● **Requirements**
Your task is to transcribe all the entries exactly, excluding pictures.

● **Given information**
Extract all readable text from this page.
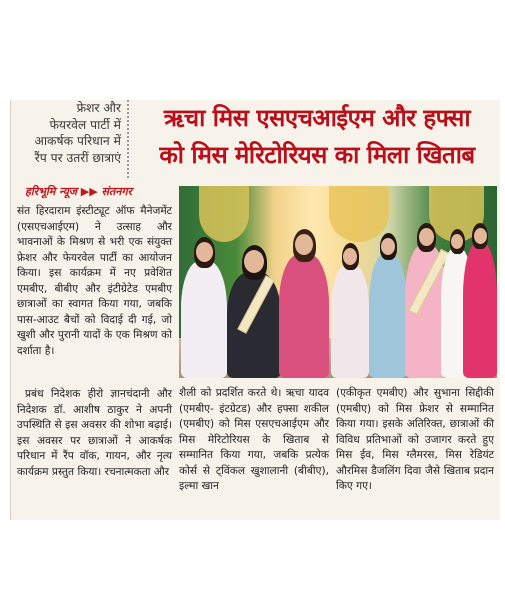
फ्रेशर और
फेयरवेल पार्टी में
आकर्षक परिधान में
रैंप पर उतरीं छात्राएं
ऋचा मिस एसएचआईएम और हफ्सा
को मिस मेरिटोरियस का मिला खिताब
हरिभूमि न्यूज ▶▶ संतनगर

संत हिरदाराम इंस्टीट्यूट ऑफ मैनेजमेंट (एसएचआईएम) ने उत्साह और भावनाओं के मिश्रण से भरी एक संयुक्त फ्रेशर और फेयरवेल पार्टी का आयोजन किया। इस कार्यक्रम में नए प्रवेशित एमबीए, बीबीए और इंटीग्रेटेड एमबीए छात्राओं का स्वागत किया गया, जबकि पास-आउट बैचों को विदाई दी गई, जो खुशी और पुरानी यादों के एक मिश्रण को दर्शाता है।

प्रबंध निदेशक हीरो ज्ञानचंदानी और निदेशक डॉ. आशीष ठाकुर ने अपनी उपस्थिति से इस अवसर की शोभा बढ़ाई। इस अवसर पर छात्राओं ने आकर्षक परिधान में रैंप वॉक, गायन, और नृत्य कार्यक्रम प्रस्तुत किया। रचनात्मकता और

शैली को प्रदर्शित करते थे। ऋचा यादव (एमबीए- इंटग्रेटड) और हफ्सा शकील (एमबीए) को मिस एसएचआईएम और मिस मेरिटोरियस के खिताब से सम्मानित किया गया, जबकि प्रत्येक कोर्स से ट्विंकल खुशालानी (बीबीए), इल्मा खान

(एकीकृत एमबीए) और सुभाना सिद्दीकी (एमबीए) को मिस फ्रेशर से सम्मानित किया गया। इसके अतिरिक्त, छात्राओं की विविध प्रतिभाओं को उजागर करते हुए मिस ईव, मिस ग्लैमरस, मिस रेडियंट औरमिस डैजलिंग दिवा जैसे खिताब प्रदान किए गए।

● **Solution**
Extract all readable text from this page.
फ्रेशर और
फेयरवेल पार्टी में
आकर्षक परिधान में
रैंप पर उतरीं छात्राएं
ऋचा मिस एसएचआईएम और हफ्सा
को मिस मेरिटोरियस का मिला खिताब
हरिभूमि न्यूज ▶▶ संतनगर

संत हिरदाराम इंस्टीट्यूट ऑफ मैनेजमेंट (एसएचआईएम) ने उत्साह और भावनाओं के मिश्रण से भरी एक संयुक्त फ्रेशर और फेयरवेल पार्टी का आयोजन किया। इस कार्यक्रम में नए प्रवेशित एमबीए, बीबीए और इंटीग्रेटेड एमबीए छात्राओं का स्वागत किया गया, जबकि पास-आउट बैचों को विदाई दी गई, जो खुशी और पुरानी यादों के एक मिश्रण को दर्शाता है।

प्रबंध निदेशक हीरो ज्ञानचंदानी और निदेशक डॉ. आशीष ठाकुर ने अपनी उपस्थिति से इस अवसर की शोभा बढ़ाई। इस अवसर पर छात्राओं ने आकर्षक परिधान में रैंप वॉक, गायन, और नृत्य कार्यक्रम प्रस्तुत किया। रचनात्मकता और

शैली को प्रदर्शित करते थे। ऋचा यादव (एमबीए- इंटग्रेटड) और हफ्सा शकील (एमबीए) को मिस एसएचआईएम और मिस मेरिटोरियस के खिताब से सम्मानित किया गया, जबकि प्रत्येक कोर्स से ट्विंकल खुशालानी (बीबीए), इल्मा खान

(एकीकृत एमबीए) और सुभाना सिद्दीकी (एमबीए) को मिस फ्रेशर से सम्मानित किया गया। इसके अतिरिक्त, छात्राओं की विविध प्रतिभाओं को उजागर करते हुए मिस ईव, मिस ग्लैमरस, मिस रेडियंट औरमिस डैजलिंग दिवा जैसे खिताब प्रदान किए गए।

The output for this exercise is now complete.